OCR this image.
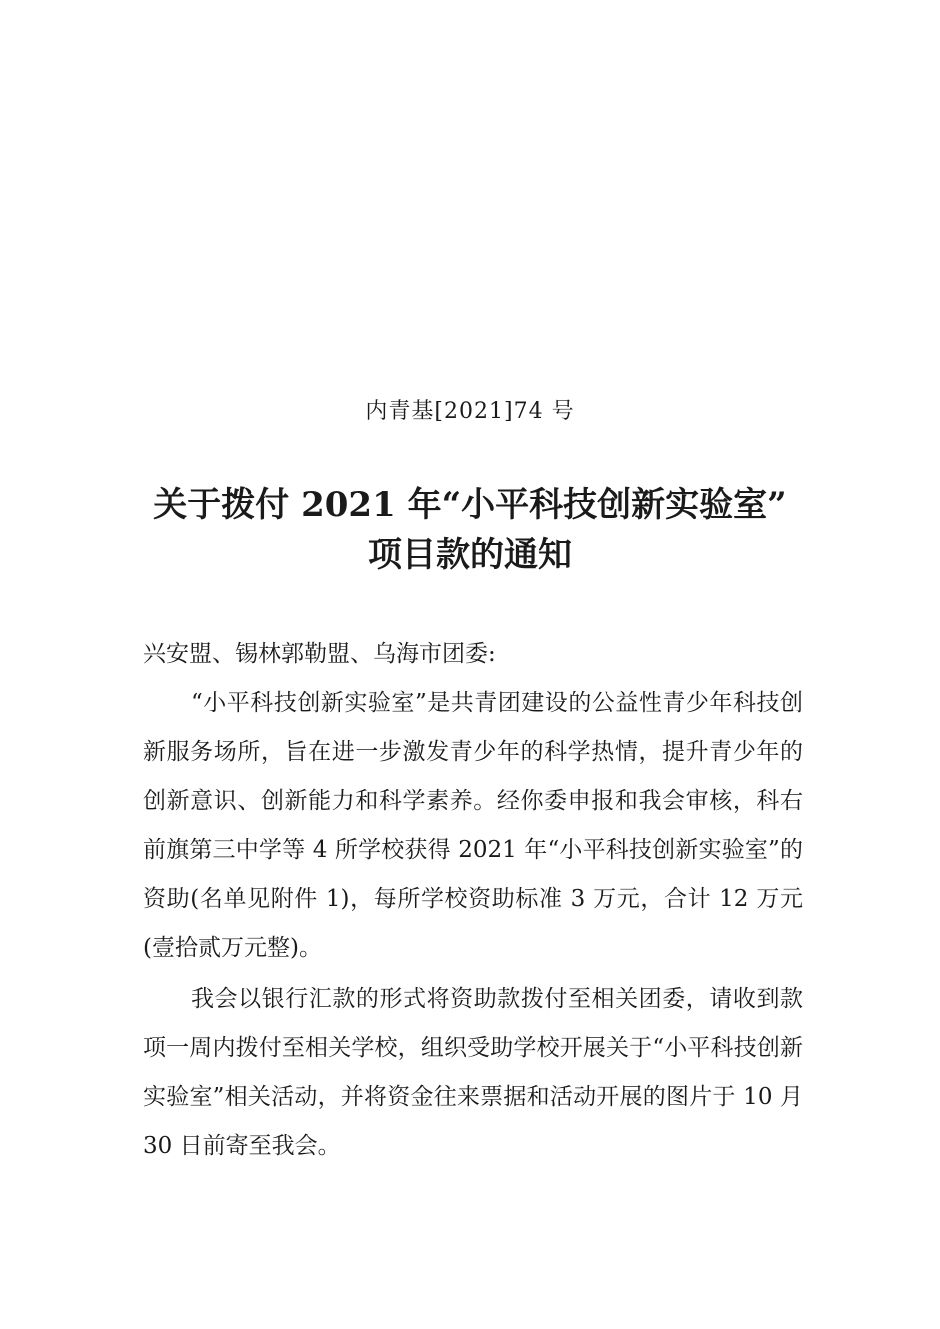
内青基[2021]74 号
关于拨付 2021 年“小平科技创新实验室”
项目款的通知

兴安盟、锡林郭勒盟、乌海市团委:

“小平科技创新实验室”是共青团建设的公益性青少年科技创新服务场所，旨在进一步激发青少年的科学热情，提升青少年的创新意识、创新能力和科学素养。经你委申报和我会审核，科右前旗第三中学等 4 所学校获得 2021 年“小平科技创新实验室”的资助(名单见附件 1)，每所学校资助标准 3 万元，合计 12 万元(壹拾贰万元整)。

我会以银行汇款的形式将资助款拨付至相关团委，请收到款项一周内拨付至相关学校，组织受助学校开展关于“小平科技创新实验室”相关活动，并将资金往来票据和活动开展的图片于 10 月 30 日前寄至我会。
************
▶ _YOUR OBJECTIVE_: Look through the material above and pick out each line holding the word "小平科技创新实验室".

▶ _ANSWER FOR THE TASK_:
关于拨付 2021 年“小平科技创新实验室”
“小平科技创新实验室”是共青团建设的公益性青少年科技创新服务场所，旨在进一步激发青少年的科学热情，提升青少年的创新意识、创新能力和科学素养。经你委申报和我会审核，科右前旗第三中学等 4 所学校获得 2021 年“小平科技创新实验室”的资助(名单见附件 1)，每所学校资助标准 3 万元，合计 12 万元(壹拾贰万元整)。
我会以银行汇款的形式将资助款拨付至相关团委，请收到款项一周内拨付至相关学校，组织受助学校开展关于“小平科技创新实验室”相关活动，并将资金往来票据和活动开展的图片于 10 月 30 日前寄至我会。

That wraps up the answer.